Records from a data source
● ● ● ● ● ● ●

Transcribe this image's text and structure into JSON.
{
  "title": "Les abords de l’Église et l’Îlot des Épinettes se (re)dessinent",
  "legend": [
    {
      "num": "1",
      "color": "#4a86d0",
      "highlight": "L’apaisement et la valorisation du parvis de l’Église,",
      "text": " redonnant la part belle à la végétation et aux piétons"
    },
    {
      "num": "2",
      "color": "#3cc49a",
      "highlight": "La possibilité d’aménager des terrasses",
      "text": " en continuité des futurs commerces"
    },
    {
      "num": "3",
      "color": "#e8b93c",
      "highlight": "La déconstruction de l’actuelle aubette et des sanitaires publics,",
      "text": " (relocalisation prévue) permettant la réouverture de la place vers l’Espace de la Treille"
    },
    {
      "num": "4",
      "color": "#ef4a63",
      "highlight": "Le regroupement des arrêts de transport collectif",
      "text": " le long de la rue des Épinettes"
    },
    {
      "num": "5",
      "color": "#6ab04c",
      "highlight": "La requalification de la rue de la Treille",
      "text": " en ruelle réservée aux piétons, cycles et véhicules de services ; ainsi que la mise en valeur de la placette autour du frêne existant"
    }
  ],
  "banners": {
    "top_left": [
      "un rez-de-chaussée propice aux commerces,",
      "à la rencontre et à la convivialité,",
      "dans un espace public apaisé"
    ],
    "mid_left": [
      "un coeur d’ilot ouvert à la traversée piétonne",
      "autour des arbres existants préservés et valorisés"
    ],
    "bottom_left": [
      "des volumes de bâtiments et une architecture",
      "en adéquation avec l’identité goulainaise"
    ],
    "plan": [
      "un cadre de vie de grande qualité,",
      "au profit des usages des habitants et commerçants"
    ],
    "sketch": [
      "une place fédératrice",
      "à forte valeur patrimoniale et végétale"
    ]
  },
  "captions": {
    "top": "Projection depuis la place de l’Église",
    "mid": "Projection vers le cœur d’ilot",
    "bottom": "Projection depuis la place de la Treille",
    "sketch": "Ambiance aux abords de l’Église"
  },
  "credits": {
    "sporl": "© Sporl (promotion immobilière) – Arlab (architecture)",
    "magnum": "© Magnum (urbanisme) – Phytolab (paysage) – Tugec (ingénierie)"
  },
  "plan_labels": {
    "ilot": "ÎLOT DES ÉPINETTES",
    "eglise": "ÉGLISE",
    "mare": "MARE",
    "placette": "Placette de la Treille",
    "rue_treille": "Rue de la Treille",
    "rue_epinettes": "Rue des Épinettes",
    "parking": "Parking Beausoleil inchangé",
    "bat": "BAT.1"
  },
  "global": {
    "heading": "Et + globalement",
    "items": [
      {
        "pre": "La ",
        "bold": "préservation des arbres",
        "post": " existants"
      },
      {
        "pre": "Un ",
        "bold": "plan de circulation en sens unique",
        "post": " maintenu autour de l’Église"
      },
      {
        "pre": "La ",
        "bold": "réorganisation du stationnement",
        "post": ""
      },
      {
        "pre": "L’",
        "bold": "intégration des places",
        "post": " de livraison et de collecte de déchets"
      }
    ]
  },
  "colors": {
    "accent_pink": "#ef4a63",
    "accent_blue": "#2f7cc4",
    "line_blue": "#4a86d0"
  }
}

● ● ● ● ● ● ●

Only lines holding the string "architecture" are wanted; gather each one from the entries above.

      "des volumes de bâtiments et une architecture",
    "sporl": "© Sporl (promotion immobilière) – Arlab (architecture)",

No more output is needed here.